TASK BRIEF: Reproduce every line in the listing that contains the word "value".

MATERIAL:
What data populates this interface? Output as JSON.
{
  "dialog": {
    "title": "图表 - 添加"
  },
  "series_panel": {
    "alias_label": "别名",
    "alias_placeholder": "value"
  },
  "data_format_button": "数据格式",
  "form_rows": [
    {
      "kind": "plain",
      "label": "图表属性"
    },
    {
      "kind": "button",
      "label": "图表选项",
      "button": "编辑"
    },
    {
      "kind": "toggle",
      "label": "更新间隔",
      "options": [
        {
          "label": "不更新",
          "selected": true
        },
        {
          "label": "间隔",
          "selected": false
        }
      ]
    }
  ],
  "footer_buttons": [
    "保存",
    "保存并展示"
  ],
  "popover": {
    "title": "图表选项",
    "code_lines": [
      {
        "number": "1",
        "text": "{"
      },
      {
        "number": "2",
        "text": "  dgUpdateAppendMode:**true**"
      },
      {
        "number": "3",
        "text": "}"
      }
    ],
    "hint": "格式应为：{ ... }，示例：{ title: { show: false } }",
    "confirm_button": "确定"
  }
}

--

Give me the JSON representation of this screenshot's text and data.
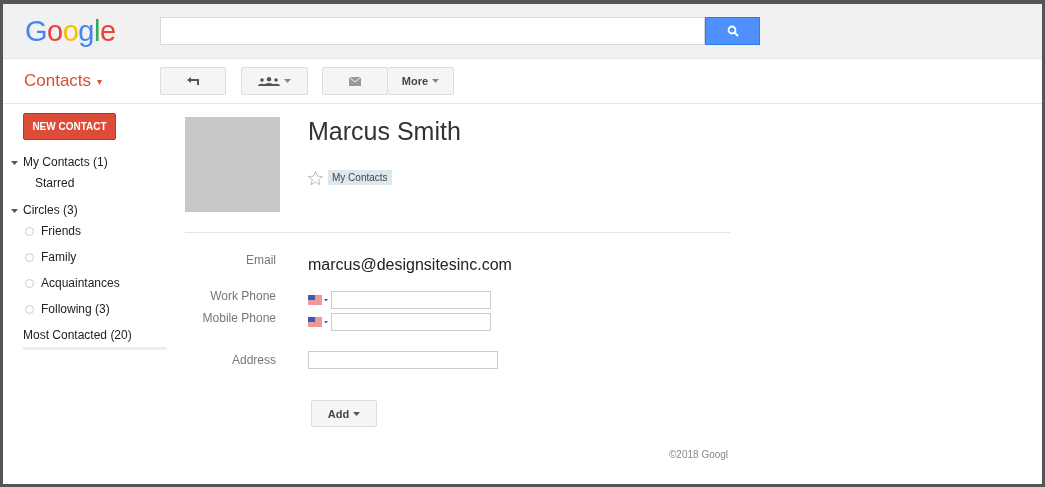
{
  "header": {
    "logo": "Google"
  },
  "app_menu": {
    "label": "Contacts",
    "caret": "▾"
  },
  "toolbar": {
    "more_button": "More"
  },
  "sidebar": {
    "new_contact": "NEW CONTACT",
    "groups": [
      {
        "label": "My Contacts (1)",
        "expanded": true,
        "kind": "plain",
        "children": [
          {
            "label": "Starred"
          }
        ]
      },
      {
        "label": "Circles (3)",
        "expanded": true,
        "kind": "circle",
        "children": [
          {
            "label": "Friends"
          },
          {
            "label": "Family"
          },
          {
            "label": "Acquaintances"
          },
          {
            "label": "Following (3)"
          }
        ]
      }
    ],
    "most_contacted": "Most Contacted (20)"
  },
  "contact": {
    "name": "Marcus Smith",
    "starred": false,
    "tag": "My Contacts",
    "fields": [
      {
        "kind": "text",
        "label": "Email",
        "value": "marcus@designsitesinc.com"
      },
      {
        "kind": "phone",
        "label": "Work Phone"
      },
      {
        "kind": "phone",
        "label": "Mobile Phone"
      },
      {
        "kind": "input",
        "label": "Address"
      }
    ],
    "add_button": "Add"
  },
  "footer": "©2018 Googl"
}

RESULT:
    "alias_placeholder": "value"
        "value": "marcus@designsitesinc.com"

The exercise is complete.